The overall gross margin in sales of products was 22% for the first two quarters of 2010 compared with 16% for the same period in 2009.
The increase in gross margin was driven mainly by sales of Standard Definition set-top boxes, which had a gross margin of 40% in the first two quarters of 2010. We did not have sales of Standard Definition set-top boxes during the same period in 2009. The gross margin of cable TV network equipment and High Definition IPTV set-top boxes were both 18% in the first two quarters of 2010, compared to 14% and 16% during the same period of 2009, respectively.
The gross margin of GPS devices was 21% for the first half year of 2010, slight lower than overall gross margin in sales of products.
The gross margin on the GPS related services for the first half year of 2010 was 96%. The high gross margin in GPS related service contributed to increase overall gross margin in the first half year. We did not have GPS related products and services during the same period in 2009.

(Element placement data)

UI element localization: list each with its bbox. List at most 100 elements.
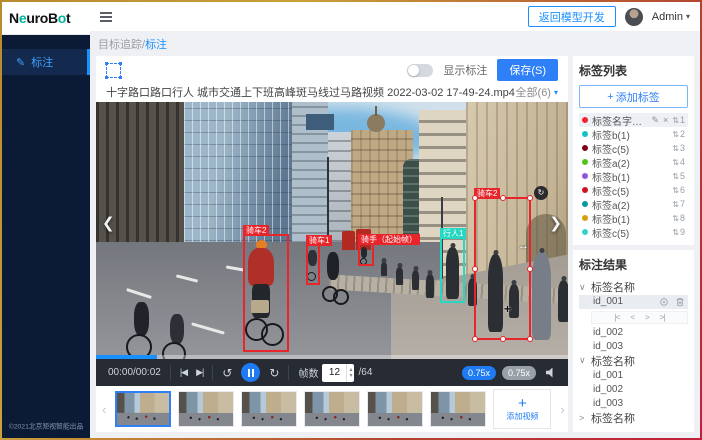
spinner-down-icon[interactable]: ▾: [347, 373, 354, 379]
filmstrip-next-icon[interactable]: ›: [558, 402, 566, 417]
result-item-selected[interactable]: id_001: [579, 295, 688, 309]
bounding-box-tool-icon[interactable]: [106, 63, 121, 78]
shortcut-number: 1: [680, 115, 685, 125]
result-item[interactable]: id_003: [579, 339, 688, 353]
filmstrip: ‹ + 添加视频 ›: [96, 386, 568, 432]
scene-cyclist-foreground: [170, 314, 184, 344]
video-progress-track[interactable]: [96, 355, 568, 359]
bbox-label: 骑车2: [243, 225, 269, 236]
pager-next-icon[interactable]: >: [645, 313, 649, 322]
annotation-results-panel: 标注结果 ∨ 标签名称 id_001: [573, 250, 694, 432]
username-label: Admin: [652, 11, 683, 23]
user-menu[interactable]: Admin ▾: [652, 11, 690, 23]
video-title: 十字路口路口行人 城市交通上下班高峰斑马线过马路视频 2022-03-02 17…: [106, 84, 516, 100]
logo-gear-e-icon: e: [19, 10, 27, 26]
label-row[interactable]: 标签b(1) ⇅2: [579, 127, 688, 141]
pencil-icon: ✎: [16, 56, 25, 69]
label-row[interactable]: 标签c(5) ⇅9: [579, 225, 688, 239]
label-name: 标签b(1): [592, 169, 668, 184]
resize-handle[interactable]: [472, 195, 478, 201]
add-label-button[interactable]: + 添加标签: [579, 85, 688, 108]
shortcut-icon: ⇅: [672, 144, 679, 153]
video-thumbnail[interactable]: [241, 391, 297, 427]
result-item[interactable]: id_003: [579, 396, 688, 410]
label-color-dot: [582, 187, 588, 193]
video-thumbnail[interactable]: [178, 391, 234, 427]
volume-icon[interactable]: [546, 368, 556, 378]
top-bar: 返回模型开发 Admin ▾: [90, 2, 700, 32]
resize-handle[interactable]: [500, 336, 506, 342]
scene-pedestrian-vest: [532, 252, 551, 340]
label-row[interactable]: 标签c(5) ⇅6: [579, 183, 688, 197]
breadcrumb-parent[interactable]: 目标追踪: [98, 39, 142, 51]
video-thumbnail-selected[interactable]: [115, 391, 171, 427]
label-name: 标签a(2): [592, 197, 668, 212]
avatar[interactable]: [625, 8, 643, 26]
video-canvas[interactable]: 骑车2 骑车1 骑手（起始帧） 行人1 骑车2: [96, 102, 568, 359]
label-row[interactable]: 标签b(1) ⇅8: [579, 211, 688, 225]
edit-label-icon[interactable]: ✎: [651, 115, 659, 126]
show-annotation-toggle[interactable]: [407, 64, 433, 77]
result-group-collapsed[interactable]: > 标签名称: [579, 410, 688, 426]
resize-handle[interactable]: [527, 336, 533, 342]
resize-handle[interactable]: [500, 195, 506, 201]
bbox-selected[interactable]: 骑车2: [474, 197, 531, 340]
back-to-model-dev-button[interactable]: 返回模型开发: [528, 6, 616, 27]
label-row[interactable]: 标签a(2) ⇅4: [579, 155, 688, 169]
label-row[interactable]: 标签名字最长数... ✎ × ⇅1: [579, 113, 688, 127]
video-thumbnail[interactable]: [367, 391, 423, 427]
logo-gear-o-icon: o: [58, 10, 66, 26]
replay-10-button[interactable]: ↺: [222, 366, 232, 380]
label-row[interactable]: 标签c(5) ⇅3: [579, 141, 688, 155]
result-group[interactable]: ∨ 标签名称: [579, 279, 688, 295]
frame-counter-group: 帧数 12 ▴ ▾ /64: [298, 364, 372, 382]
delete-label-icon[interactable]: ×: [663, 115, 668, 125]
result-item[interactable]: id_002: [579, 383, 688, 397]
result-item[interactable]: id_001: [579, 369, 688, 383]
bbox-rider2[interactable]: 骑车2: [243, 234, 289, 352]
result-id: id_001: [593, 370, 623, 381]
result-item[interactable]: id_002: [579, 326, 688, 340]
resize-handle[interactable]: [527, 195, 533, 201]
label-list-panel: 标签列表 + 添加标签 标签名字最长数... ✎ × ⇅1: [573, 56, 694, 245]
next-video-arrow[interactable]: ❯: [549, 214, 562, 232]
bbox-rider-startframe[interactable]: 骑手（起始帧）: [358, 243, 374, 266]
speed-pill-active[interactable]: 0.75x: [462, 366, 496, 380]
label-name: 标签b(1): [592, 127, 668, 142]
label-list-title: 标签列表: [579, 62, 688, 79]
bbox-pedestrian1[interactable]: 行人1: [440, 237, 465, 303]
collapse-menu-icon[interactable]: [100, 12, 112, 14]
label-name: 标签a(2): [592, 155, 668, 170]
locate-icon[interactable]: [659, 297, 669, 307]
next-frame-button[interactable]: ▶|: [196, 367, 203, 378]
shortcut-icon: ⇅: [672, 130, 679, 139]
filter-dropdown[interactable]: 全部(6) ▾: [516, 84, 558, 100]
sidebar-item-annotate[interactable]: ✎ 标注: [2, 49, 90, 75]
video-thumbnail[interactable]: [304, 391, 360, 427]
pager-last-icon[interactable]: >|: [660, 313, 665, 322]
video-thumbnail[interactable]: [430, 391, 486, 427]
pager-first-icon[interactable]: |<: [615, 313, 620, 322]
resize-handle[interactable]: [472, 336, 478, 342]
add-video-button[interactable]: + 添加视频: [493, 389, 551, 429]
speed-pill[interactable]: 0.75x: [502, 366, 536, 380]
label-color-dot: [582, 215, 588, 221]
pause-button[interactable]: [241, 363, 260, 382]
resize-handle[interactable]: [527, 266, 533, 272]
label-name: 标签c(5): [592, 183, 668, 198]
box-rotate-button[interactable]: ↻: [534, 186, 548, 200]
trash-icon[interactable]: [675, 297, 685, 307]
forward-10-button[interactable]: ↻: [269, 366, 279, 380]
prev-video-arrow[interactable]: ❮: [102, 214, 115, 232]
pager-prev-icon[interactable]: <: [630, 313, 634, 322]
filmstrip-prev-icon[interactable]: ‹: [100, 402, 108, 417]
bbox-rider1[interactable]: 骑车1: [306, 244, 320, 285]
frame-number-input[interactable]: 12 ▴ ▾: [322, 364, 354, 382]
resize-cursor-icon: ↔: [518, 240, 529, 252]
label-row[interactable]: 标签a(2) ⇅7: [579, 197, 688, 211]
resize-handle[interactable]: [472, 266, 478, 272]
prev-frame-button[interactable]: |◀: [180, 367, 187, 378]
save-button[interactable]: 保存(S): [497, 59, 558, 81]
result-group[interactable]: ∨ 标签名称: [579, 353, 688, 369]
label-row[interactable]: 标签b(1) ⇅5: [579, 169, 688, 183]
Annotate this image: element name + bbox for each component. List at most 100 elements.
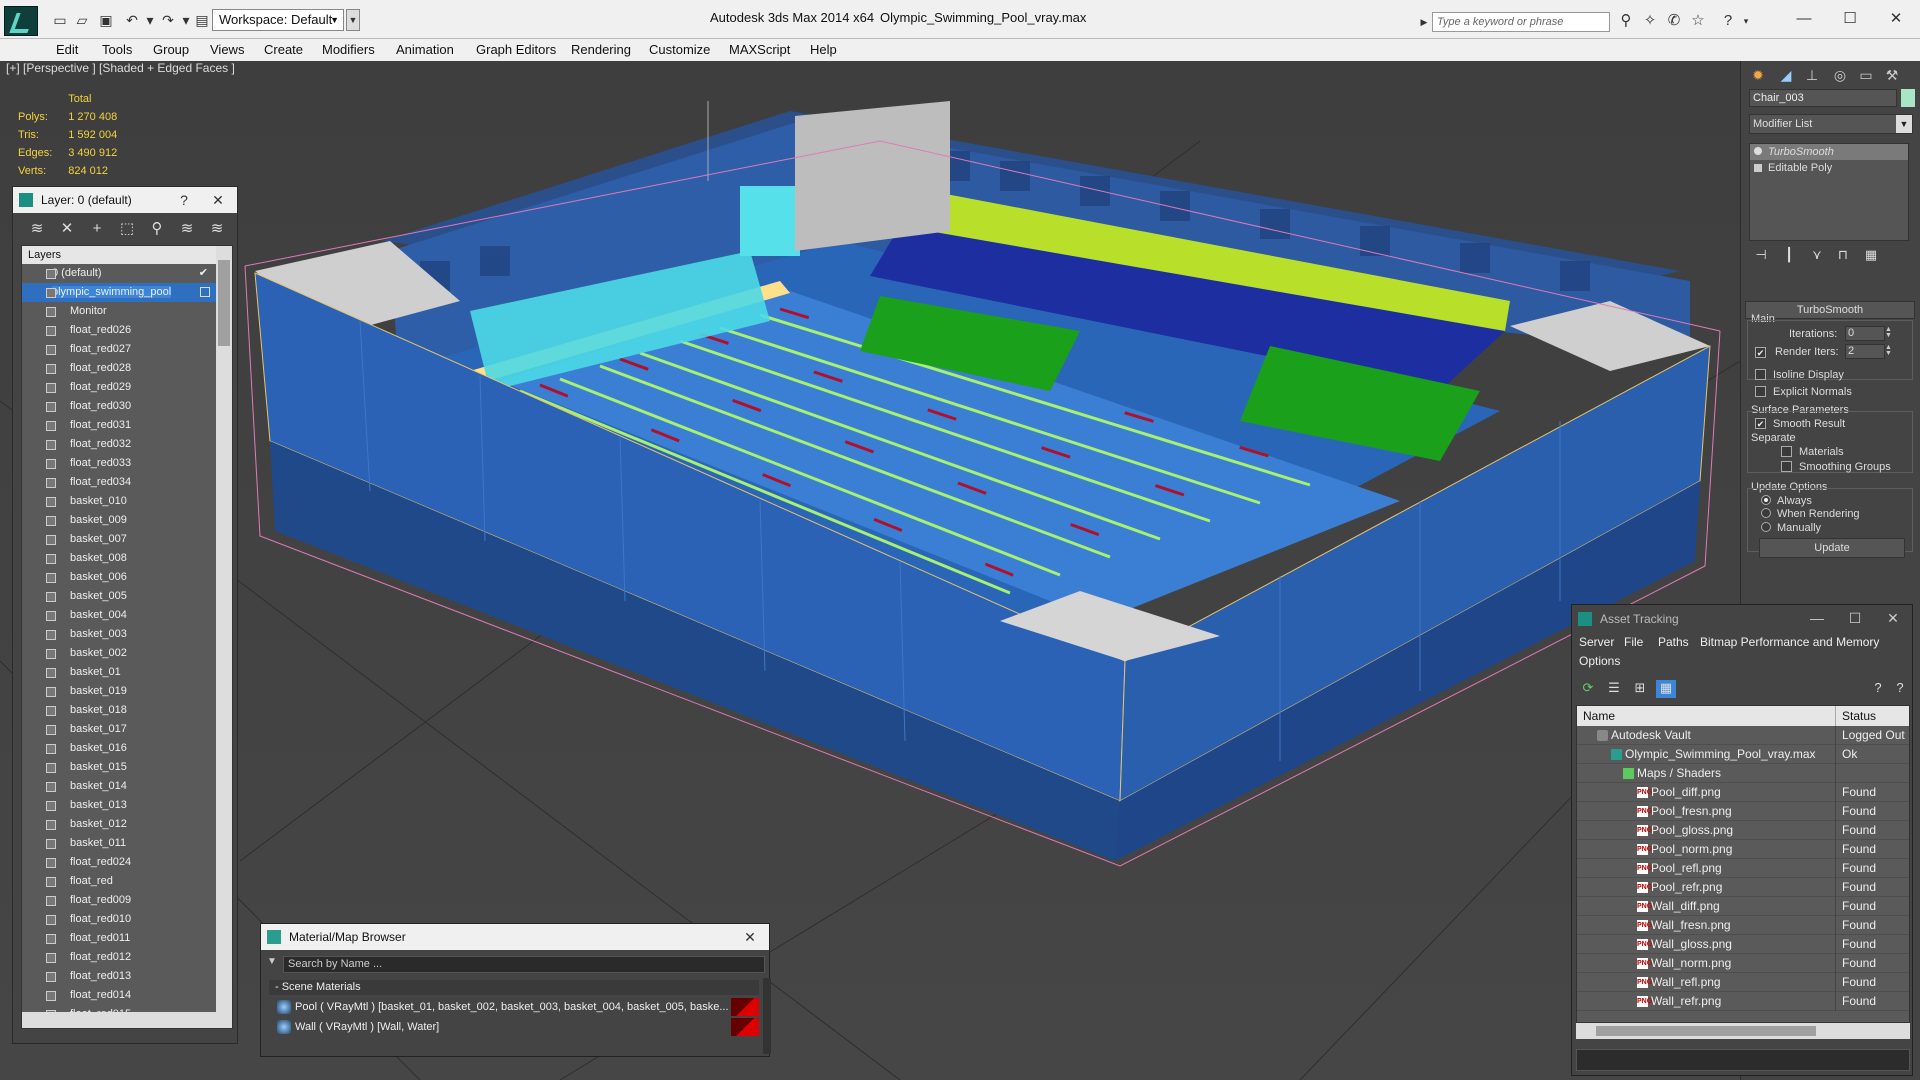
pin-stack-icon[interactable]: ⊣ <box>1751 247 1771 265</box>
layer-object-row[interactable]: float_red <box>22 872 232 891</box>
asset-menu-server[interactable]: Server <box>1579 635 1614 649</box>
favorites-star-icon[interactable]: ☆ <box>1688 11 1708 31</box>
asset-row[interactable]: Olympic_Swimming_Pool_vray.max Ok <box>1577 745 1909 764</box>
stack-item-turbosmooth[interactable]: TurboSmooth <box>1750 144 1908 160</box>
close-button[interactable]: ✕ <box>1876 8 1916 30</box>
layer-dialog-titlebar[interactable]: Layer: 0 (default) ? ✕ <box>13 187 237 213</box>
asset-row[interactable]: Maps / Shaders <box>1577 764 1909 783</box>
hide-all-icon[interactable]: ≋ <box>177 219 197 239</box>
show-end-result-icon[interactable]: ┃ <box>1779 247 1799 265</box>
layer-object-row[interactable]: basket_005 <box>22 587 232 606</box>
spinner-arrows-icon[interactable]: ▲ ▼ <box>1885 326 1894 340</box>
layer-object-row[interactable]: float_red030 <box>22 397 232 416</box>
layer-object-row[interactable]: float_red026 <box>22 321 232 340</box>
layer-object-row[interactable]: float_red013 <box>22 967 232 986</box>
asset-tracking-titlebar[interactable]: Asset Tracking — ☐ ✕ <box>1572 605 1912 633</box>
modify-tab-icon[interactable]: ◢ <box>1775 65 1797 85</box>
asset-row[interactable]: PNG Pool_norm.png Found <box>1577 840 1909 859</box>
layer-object-row[interactable]: basket_019 <box>22 682 232 701</box>
new-file-icon[interactable]: ▭ <box>50 10 70 30</box>
asset-hscroll[interactable] <box>1576 1023 1910 1039</box>
material-close-button[interactable]: ✕ <box>737 924 763 950</box>
subscription-icon[interactable]: ✧ <box>1640 11 1660 31</box>
col-status-header[interactable]: Status <box>1835 706 1876 726</box>
layer-list-vscroll[interactable] <box>216 246 232 1028</box>
layer-object-row[interactable]: basket_015 <box>22 758 232 777</box>
material-row-wall[interactable]: Wall ( VRayMtl ) [Wall, Water] <box>275 1018 759 1036</box>
stack-item-editable-poly[interactable]: Editable Poly <box>1750 160 1908 176</box>
utilities-tab-icon[interactable]: ⚒ <box>1881 65 1903 85</box>
always-radio[interactable] <box>1761 495 1771 505</box>
spinner-arrows-icon[interactable]: ▲ ▼ <box>1885 344 1894 358</box>
layer-object-row[interactable]: float_red029 <box>22 378 232 397</box>
binoculars-icon[interactable]: ⚲ <box>1616 11 1636 31</box>
smoothing-groups-checkbox[interactable] <box>1781 461 1792 472</box>
layer-object-row[interactable]: float_red009 <box>22 891 232 910</box>
asset-row[interactable]: PNG Pool_gloss.png Found <box>1577 821 1909 840</box>
layer-object-row[interactable]: float_red032 <box>22 435 232 454</box>
asset-row[interactable]: PNG Pool_refl.png Found <box>1577 859 1909 878</box>
list-view-icon[interactable]: ☰ <box>1604 680 1624 698</box>
current-layer-box[interactable] <box>200 287 210 297</box>
minimize-button[interactable]: — <box>1784 8 1824 30</box>
menu-group[interactable]: Group <box>153 42 189 57</box>
layer-object-row[interactable]: basket_007 <box>22 530 232 549</box>
asset-row[interactable]: PNG Pool_fresn.png Found <box>1577 802 1909 821</box>
asset-help-icon[interactable]: ? <box>1868 680 1888 698</box>
asset-close-button[interactable]: ✕ <box>1880 605 1906 631</box>
layer-object-row[interactable]: float_red012 <box>22 948 232 967</box>
layer-object-row[interactable]: basket_006 <box>22 568 232 587</box>
undo-dropdown-icon[interactable]: ▾ <box>140 10 160 30</box>
materials-checkbox[interactable] <box>1781 446 1792 457</box>
layer-object-row[interactable]: Monitor <box>22 302 232 321</box>
menu-views[interactable]: Views <box>210 42 244 57</box>
scroll-thumb[interactable] <box>1596 1026 1816 1036</box>
layer-object-row[interactable]: float_red033 <box>22 454 232 473</box>
col-name-header[interactable]: Name <box>1583 706 1615 726</box>
asset-row[interactable]: PNG Wall_norm.png Found <box>1577 954 1909 973</box>
browser-options-icon[interactable]: ▼ <box>267 956 277 967</box>
help-icon[interactable]: ? <box>1718 11 1738 31</box>
layer-object-row[interactable]: basket_013 <box>22 796 232 815</box>
layer-object-row[interactable]: basket_010 <box>22 492 232 511</box>
menu-help[interactable]: Help <box>810 42 837 57</box>
iterations-spinner[interactable]: 0 ▲ ▼ <box>1845 326 1892 341</box>
asset-menu-options[interactable]: Options <box>1579 654 1620 668</box>
table-view-icon[interactable]: ▦ <box>1656 680 1676 698</box>
asset-row[interactable]: Autodesk Vault Logged Out ... <box>1577 726 1909 745</box>
quick-access-dropdown[interactable]: ▼ <box>346 9 360 31</box>
object-color-swatch[interactable] <box>1901 89 1915 107</box>
asset-row[interactable]: PNG Pool_refr.png Found <box>1577 878 1909 897</box>
asset-menu-file[interactable]: File <box>1624 635 1643 649</box>
layer-object-row[interactable]: float_red010 <box>22 910 232 929</box>
layer-object-row[interactable]: float_red028 <box>22 359 232 378</box>
update-button[interactable]: Update <box>1759 538 1905 558</box>
layer-object-row[interactable]: basket_004 <box>22 606 232 625</box>
tree-view-icon[interactable]: ⊞ <box>1630 680 1650 698</box>
display-tab-icon[interactable]: ▭ <box>1855 65 1877 85</box>
layer-object-row[interactable]: float_red031 <box>22 416 232 435</box>
manually-radio[interactable] <box>1761 522 1771 532</box>
asset-menu-paths[interactable]: Paths <box>1658 635 1689 649</box>
menu-maxscript[interactable]: MAXScript <box>729 42 790 57</box>
menu-graph-editors[interactable]: Graph Editors <box>476 42 556 57</box>
add-to-layer-icon[interactable]: + <box>87 219 107 239</box>
save-icon[interactable]: ▣ <box>96 10 116 30</box>
redo-icon[interactable]: ↷ <box>158 10 178 30</box>
create-tab-icon[interactable]: ✹ <box>1747 65 1769 85</box>
explicit-normals-checkbox[interactable] <box>1755 386 1766 397</box>
layer-object-row[interactable]: basket_012 <box>22 815 232 834</box>
refresh-icon[interactable]: ⟳ <box>1578 680 1598 698</box>
modifier-list-dropdown[interactable]: Modifier List ▼ <box>1749 114 1913 134</box>
isoline-checkbox[interactable] <box>1755 369 1766 380</box>
asset-row[interactable]: PNG Pool_diff.png Found <box>1577 783 1909 802</box>
expand-icon[interactable] <box>1754 164 1762 172</box>
search-expand-icon[interactable]: ▶ <box>1418 12 1430 32</box>
select-objects-icon[interactable]: ⬚ <box>117 219 137 239</box>
layer-close-button[interactable]: ✕ <box>205 187 231 213</box>
configure-sets-icon[interactable]: ▦ <box>1861 247 1881 265</box>
layer-row-default[interactable]: 0 (default) ✔ <box>22 264 232 283</box>
asset-row[interactable]: PNG Wall_fresn.png Found <box>1577 916 1909 935</box>
menu-animation[interactable]: Animation <box>396 42 454 57</box>
remove-modifier-icon[interactable]: ⊓ <box>1833 247 1853 265</box>
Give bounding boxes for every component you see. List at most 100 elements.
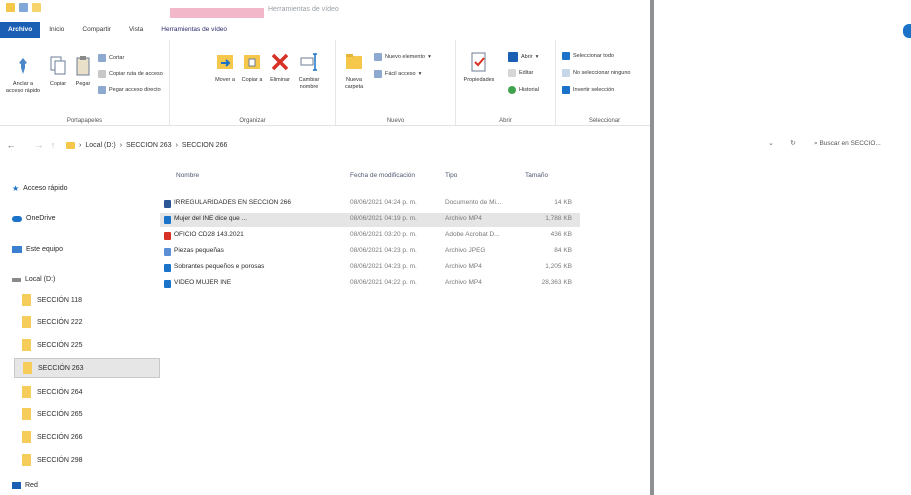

What you should do: Copy the whole gross margin passage word for word. This material comes from a different source than the text.

Answer to the problem:
The overall gross margin in sales of products was 22% for the first two quarters of 2010 compared with 16% for the same period in 2009.
The increase in gross margin was driven mainly by sales of Standard Definition set-top boxes, which had a gross margin of 40% in the first two quarters of 2010. We did not have sales of Standard Definition set-top boxes during the same period in 2009. The gross margin of cable TV network equipment and High Definition IPTV set-top boxes were both 18% in the first two quarters of 2010, compared to 14% and 16% during the same period of 2009, respectively.
The gross margin of GPS devices was 21% for the first half year of 2010, slight lower than overall gross margin in sales of products.
The gross margin on the GPS related services for the first half year of 2010 was 96%. The high gross margin in GPS related service contributed to increase overall gross margin in the first half year. We did not have GPS related products and services during the same period in 2009.